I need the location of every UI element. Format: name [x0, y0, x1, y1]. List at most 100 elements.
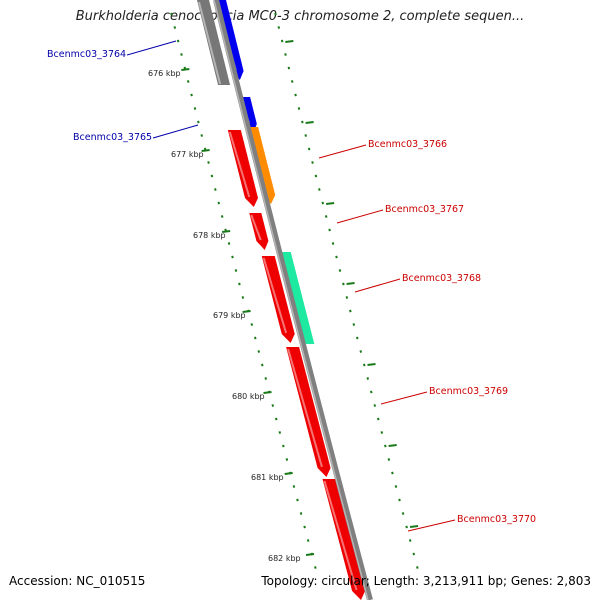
- minor-tick: [311, 161, 314, 164]
- minor-tick: [290, 80, 294, 83]
- minor-tick: [342, 282, 345, 286]
- minor-tick: [200, 134, 203, 137]
- minor-tick: [297, 107, 301, 110]
- minor-tick: [304, 134, 307, 137]
- minor-ticks-right: [274, 12, 419, 569]
- minor-tick: [227, 242, 231, 245]
- minor-tick: [359, 350, 363, 353]
- minor-tick: [241, 296, 245, 299]
- minor-tick: [193, 107, 197, 110]
- map-title: Burkholderia cenocepacia MC0-3 chromosom…: [75, 9, 525, 24]
- minor-tick: [416, 566, 419, 569]
- minor-tick: [197, 120, 200, 124]
- minor-tick: [384, 444, 387, 448]
- minor-tick: [231, 255, 234, 259]
- minor-tick: [398, 498, 401, 502]
- minor-tick: [220, 215, 224, 218]
- minor-tick: [394, 485, 398, 488]
- minor-tick: [250, 323, 254, 326]
- minor-tick: [292, 485, 296, 488]
- minor-tick: [234, 269, 238, 272]
- minor-tick: [362, 363, 366, 367]
- minor-tick: [307, 147, 311, 151]
- major-tick: [388, 444, 397, 447]
- gene-labels: Bcenmc03_3764 Bcenmc03_3765 Bcenmc03_376…: [47, 49, 536, 525]
- label-leader-line: [380, 391, 428, 405]
- label-leader-line: [407, 519, 456, 532]
- label-leader-line: [336, 209, 384, 224]
- minor-tick: [328, 228, 331, 232]
- kbp-tick-marks: [181, 40, 419, 556]
- chromosome-backbone: [213, 0, 373, 600]
- major-tick: [285, 40, 294, 43]
- label-leader-line: [126, 40, 177, 56]
- minor-tick: [352, 323, 356, 326]
- minor-tick: [186, 80, 190, 83]
- minor-tick: [282, 444, 285, 448]
- accession-text: Accession: NC_010515: [9, 574, 146, 588]
- minor-tick: [217, 201, 221, 205]
- gene-label-bcenmc03-3768[interactable]: Bcenmc03_3768: [402, 273, 481, 284]
- major-tick: [305, 553, 315, 556]
- minor-tick: [373, 404, 377, 407]
- minor-tick: [380, 431, 384, 434]
- minor-tick: [254, 336, 257, 340]
- minor-tick: [387, 458, 391, 461]
- kbp-tick-label: 681 kbp: [251, 473, 284, 482]
- minor-tick: [377, 417, 380, 421]
- minor-tick: [391, 471, 394, 475]
- gene-feature-bcenmc03-3769-highlight: [287, 348, 323, 468]
- major-tick: [242, 310, 251, 313]
- minor-tick: [314, 566, 317, 569]
- minor-tick: [301, 120, 304, 124]
- minor-tick: [264, 377, 268, 380]
- gene-feature-bcenmc03-3766: [227, 130, 258, 207]
- gene-feature-bcenmc03-3767-highlight: [250, 214, 262, 241]
- gene-feature-bcenmc03-3770: [322, 479, 366, 600]
- minor-tick: [318, 188, 321, 191]
- gene-label-bcenmc03-3764[interactable]: Bcenmc03_3764: [47, 49, 126, 60]
- minor-tick: [338, 269, 342, 272]
- minor-tick: [284, 53, 287, 56]
- gene-label-bcenmc03-3765[interactable]: Bcenmc03_3765: [73, 132, 152, 143]
- gene-label-bcenmc03-3766[interactable]: Bcenmc03_3766: [368, 139, 447, 150]
- major-tick: [181, 68, 190, 71]
- minor-tick: [321, 201, 325, 205]
- gene-feature-grey: [197, 0, 231, 85]
- minor-tick: [176, 39, 180, 43]
- gene-label-bcenmc03-3770[interactable]: Bcenmc03_3770: [457, 514, 536, 525]
- minor-tick: [238, 282, 241, 286]
- gene-label-bcenmc03-3767[interactable]: Bcenmc03_3767: [385, 204, 464, 215]
- major-tick: [305, 121, 314, 124]
- gene-feature-bcenmc03-3768-highlight: [262, 257, 288, 334]
- minor-tick: [349, 309, 352, 313]
- label-leader-line: [354, 278, 401, 293]
- major-tick: [409, 525, 419, 528]
- gene-features: [197, 0, 366, 600]
- minor-tick: [271, 404, 275, 407]
- kbp-tick-label: 676 kbp: [148, 69, 181, 78]
- genome-summary-text: Topology: circular; Length: 3,213,911 bp…: [261, 574, 591, 588]
- minor-tick: [170, 12, 173, 16]
- major-tick: [221, 230, 231, 233]
- minor-tick: [299, 512, 303, 515]
- kbp-tick-label: 678 kbp: [193, 231, 226, 240]
- minor-tick: [345, 296, 349, 299]
- minor-tick: [285, 458, 289, 461]
- minor-tick: [412, 552, 416, 556]
- minor-tick: [260, 363, 264, 367]
- gene-label-bcenmc03-3769[interactable]: Bcenmc03_3769: [429, 386, 508, 397]
- gene-feature-bcenmc03-3769: [286, 347, 331, 477]
- minor-tick: [401, 512, 405, 515]
- gene-feature-bcenmc03-3767: [249, 213, 269, 250]
- minor-tick: [274, 12, 277, 16]
- major-tick: [367, 363, 376, 366]
- minor-tick: [294, 93, 297, 97]
- gene-feature-grey-highlight: [198, 1, 222, 85]
- minor-tick: [331, 242, 335, 245]
- major-tick: [263, 391, 272, 394]
- gene-feature-bcenmc03-3768: [261, 256, 295, 343]
- minor-tick: [173, 26, 177, 29]
- gene-label-leaders: [126, 40, 456, 532]
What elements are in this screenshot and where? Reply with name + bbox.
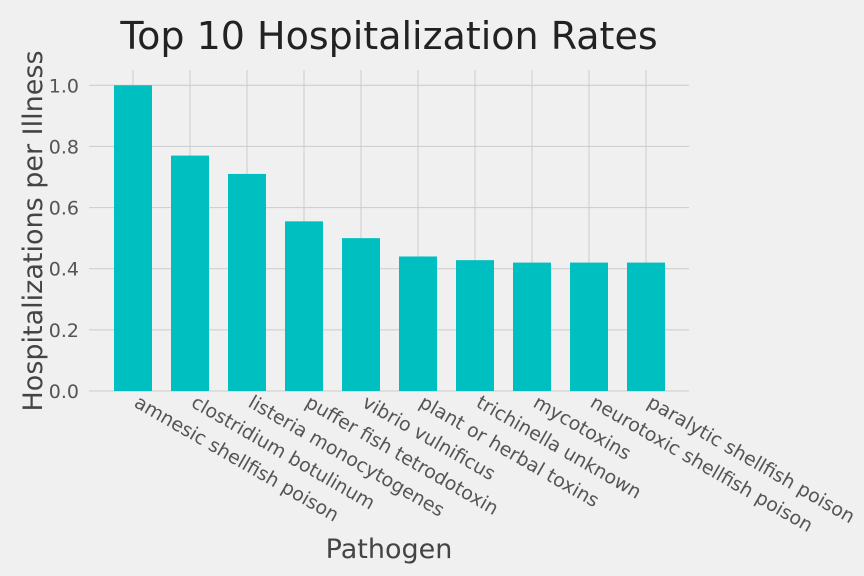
- bar-puffer-fish-tetrodotoxin: [285, 221, 323, 391]
- y-tick-label: 0.0: [49, 381, 79, 403]
- bar-clostridium-botulinum: [171, 155, 209, 391]
- y-tick-label: 1.0: [49, 75, 79, 97]
- bar-trichinella-unknown: [456, 260, 494, 391]
- chart-title: Top 10 Hospitalization Rates: [119, 14, 657, 58]
- x-axis-label: Pathogen: [326, 534, 453, 565]
- bar-paralytic-shellfish-poison: [627, 262, 665, 391]
- bar-listeria-monocytogenes: [228, 173, 266, 391]
- y-tick-label: 0.8: [49, 136, 79, 158]
- y-ticks: 0.0 0.2 0.4 0.6 0.8 1.0: [49, 75, 79, 403]
- bar-neurotoxic-shellfish-poison: [570, 262, 608, 391]
- y-tick-label: 0.6: [49, 198, 79, 220]
- y-tick-label: 0.4: [49, 259, 79, 281]
- bar-vibrio-vulnificus: [342, 238, 380, 391]
- y-tick-label: 0.2: [49, 320, 79, 342]
- bar-amnesic-shellfish-poison: [114, 85, 152, 392]
- y-axis-label: Hospitalizations per Illness: [18, 50, 49, 411]
- bar-mycotoxins: [513, 262, 551, 391]
- bar-plant-or-herbal-toxins: [399, 256, 437, 391]
- bars: [114, 85, 665, 392]
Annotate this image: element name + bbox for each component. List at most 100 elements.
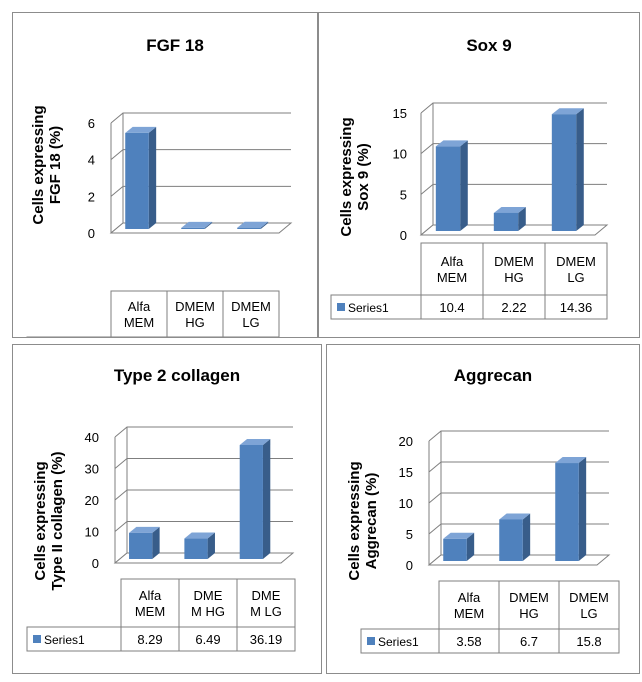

• **EXERCISE GOAL**
Repeat every entry above precisely, leaving each picture out.

• **SOLUTION FOR THIS PROBLEM**
I need the location of every UI element. Format: name [x0, y0, x1, y1]. List at most 100 elements.
- minor-tick: [311, 161, 314, 164]
- minor-tick: [290, 80, 294, 83]
- minor-tick: [342, 282, 345, 286]
- minor-tick: [200, 134, 203, 137]
- minor-tick: [297, 107, 301, 110]
- minor-tick: [304, 134, 307, 137]
- minor-ticks-right: [274, 12, 419, 569]
- minor-tick: [227, 242, 231, 245]
- minor-tick: [359, 350, 363, 353]
- minor-tick: [241, 296, 245, 299]
- minor-tick: [193, 107, 197, 110]
- map-title: Burkholderia cenocepacia MC0-3 chromosom…: [75, 9, 525, 24]
- minor-tick: [416, 566, 419, 569]
- minor-tick: [197, 120, 200, 124]
- minor-tick: [384, 444, 387, 448]
- minor-tick: [231, 255, 234, 259]
- minor-tick: [398, 498, 401, 502]
- minor-tick: [220, 215, 224, 218]
- minor-tick: [394, 485, 398, 488]
- minor-tick: [250, 323, 254, 326]
- minor-tick: [292, 485, 296, 488]
- minor-tick: [234, 269, 238, 272]
- minor-tick: [362, 363, 366, 367]
- minor-tick: [307, 147, 311, 151]
- major-tick: [388, 444, 397, 447]
- gene-labels: Bcenmc03_3764 Bcenmc03_3765 Bcenmc03_376…: [47, 49, 536, 525]
- label-leader-line: [380, 391, 428, 405]
- label-leader-line: [407, 519, 456, 532]
- label-leader-line: [336, 209, 384, 224]
- minor-tick: [328, 228, 331, 232]
- kbp-tick-marks: [181, 40, 419, 556]
- chromosome-backbone: [213, 0, 373, 600]
- major-tick: [285, 40, 294, 43]
- label-leader-line: [126, 40, 177, 56]
- minor-tick: [352, 323, 356, 326]
- minor-tick: [186, 80, 190, 83]
- minor-tick: [282, 444, 285, 448]
- accession-text: Accession: NC_010515: [9, 574, 146, 588]
- minor-tick: [217, 201, 221, 205]
- gene-label-bcenmc03-3768[interactable]: Bcenmc03_3768: [402, 273, 481, 284]
- major-tick: [305, 553, 315, 556]
- minor-tick: [373, 404, 377, 407]
- minor-tick: [380, 431, 384, 434]
- minor-tick: [254, 336, 257, 340]
- minor-tick: [387, 458, 391, 461]
- kbp-tick-label: 681 kbp: [251, 473, 284, 482]
- minor-tick: [377, 417, 380, 421]
- minor-tick: [391, 471, 394, 475]
- gene-feature-bcenmc03-3769-highlight: [287, 348, 323, 468]
- major-tick: [242, 310, 251, 313]
- minor-tick: [314, 566, 317, 569]
- minor-tick: [301, 120, 304, 124]
- minor-tick: [264, 377, 268, 380]
- gene-feature-bcenmc03-3766: [227, 130, 258, 207]
- gene-feature-bcenmc03-3767-highlight: [250, 214, 262, 241]
- gene-feature-bcenmc03-3770: [322, 479, 366, 600]
- minor-tick: [318, 188, 321, 191]
- gene-label-bcenmc03-3764[interactable]: Bcenmc03_3764: [47, 49, 126, 60]
- minor-tick: [338, 269, 342, 272]
- minor-tick: [284, 53, 287, 56]
- gene-label-bcenmc03-3765[interactable]: Bcenmc03_3765: [73, 132, 152, 143]
- gene-label-bcenmc03-3766[interactable]: Bcenmc03_3766: [368, 139, 447, 150]
- major-tick: [181, 68, 190, 71]
- minor-tick: [321, 201, 325, 205]
- gene-feature-grey: [197, 0, 231, 85]
- minor-tick: [176, 39, 180, 43]
- gene-label-bcenmc03-3770[interactable]: Bcenmc03_3770: [457, 514, 536, 525]
- minor-tick: [238, 282, 241, 286]
- gene-label-bcenmc03-3767[interactable]: Bcenmc03_3767: [385, 204, 464, 215]
- major-tick: [305, 121, 314, 124]
- gene-feature-bcenmc03-3768-highlight: [262, 257, 288, 334]
- minor-tick: [349, 309, 352, 313]
- label-leader-line: [354, 278, 401, 293]
- major-tick: [409, 525, 419, 528]
- gene-features: [197, 0, 366, 600]
- minor-tick: [271, 404, 275, 407]
- kbp-tick-label: 676 kbp: [148, 69, 181, 78]
- genome-summary-text: Topology: circular; Length: 3,213,911 bp…: [261, 574, 591, 588]
- minor-tick: [170, 12, 173, 16]
- major-tick: [221, 230, 231, 233]
- minor-tick: [299, 512, 303, 515]
- kbp-tick-label: 678 kbp: [193, 231, 226, 240]
- minor-tick: [345, 296, 349, 299]
- minor-tick: [285, 458, 289, 461]
- minor-tick: [412, 552, 416, 556]
- minor-tick: [260, 363, 264, 367]
- gene-label-bcenmc03-3769[interactable]: Bcenmc03_3769: [429, 386, 508, 397]
- gene-feature-bcenmc03-3769: [286, 347, 331, 477]
- minor-tick: [401, 512, 405, 515]
- gene-feature-bcenmc03-3767: [249, 213, 269, 250]
- minor-tick: [274, 12, 277, 16]
- major-tick: [367, 363, 376, 366]
- minor-tick: [294, 93, 297, 97]
- gene-feature-grey-highlight: [198, 1, 222, 85]
- minor-tick: [331, 242, 335, 245]
- major-tick: [263, 391, 272, 394]
- gene-feature-bcenmc03-3768: [261, 256, 295, 343]
- minor-tick: [173, 26, 177, 29]
- gene-label-leaders: [126, 40, 456, 532]
What elements are in this screenshot and where? Reply with name + bbox.
- bar-puffer-fish-tetrodotoxin: [285, 221, 323, 391]
- y-tick-label: 0.0: [49, 381, 79, 403]
- bar-clostridium-botulinum: [171, 155, 209, 391]
- y-tick-label: 1.0: [49, 75, 79, 97]
- bar-trichinella-unknown: [456, 260, 494, 391]
- chart-title: Top 10 Hospitalization Rates: [119, 14, 657, 58]
- x-axis-label: Pathogen: [326, 534, 453, 565]
- bar-paralytic-shellfish-poison: [627, 262, 665, 391]
- bar-listeria-monocytogenes: [228, 173, 266, 391]
- y-tick-label: 0.8: [49, 136, 79, 158]
- y-ticks: 0.0 0.2 0.4 0.6 0.8 1.0: [49, 75, 79, 403]
- bar-neurotoxic-shellfish-poison: [570, 262, 608, 391]
- y-tick-label: 0.6: [49, 198, 79, 220]
- y-tick-label: 0.4: [49, 259, 79, 281]
- bar-vibrio-vulnificus: [342, 238, 380, 391]
- y-tick-label: 0.2: [49, 320, 79, 342]
- bar-amnesic-shellfish-poison: [114, 85, 152, 392]
- y-axis-label: Hospitalizations per Illness: [18, 50, 49, 411]
- bar-mycotoxins: [513, 262, 551, 391]
- bar-plant-or-herbal-toxins: [399, 256, 437, 391]
- bars: [114, 85, 665, 392]
Annotate this image: element name + bbox for each component. List at most 100 elements.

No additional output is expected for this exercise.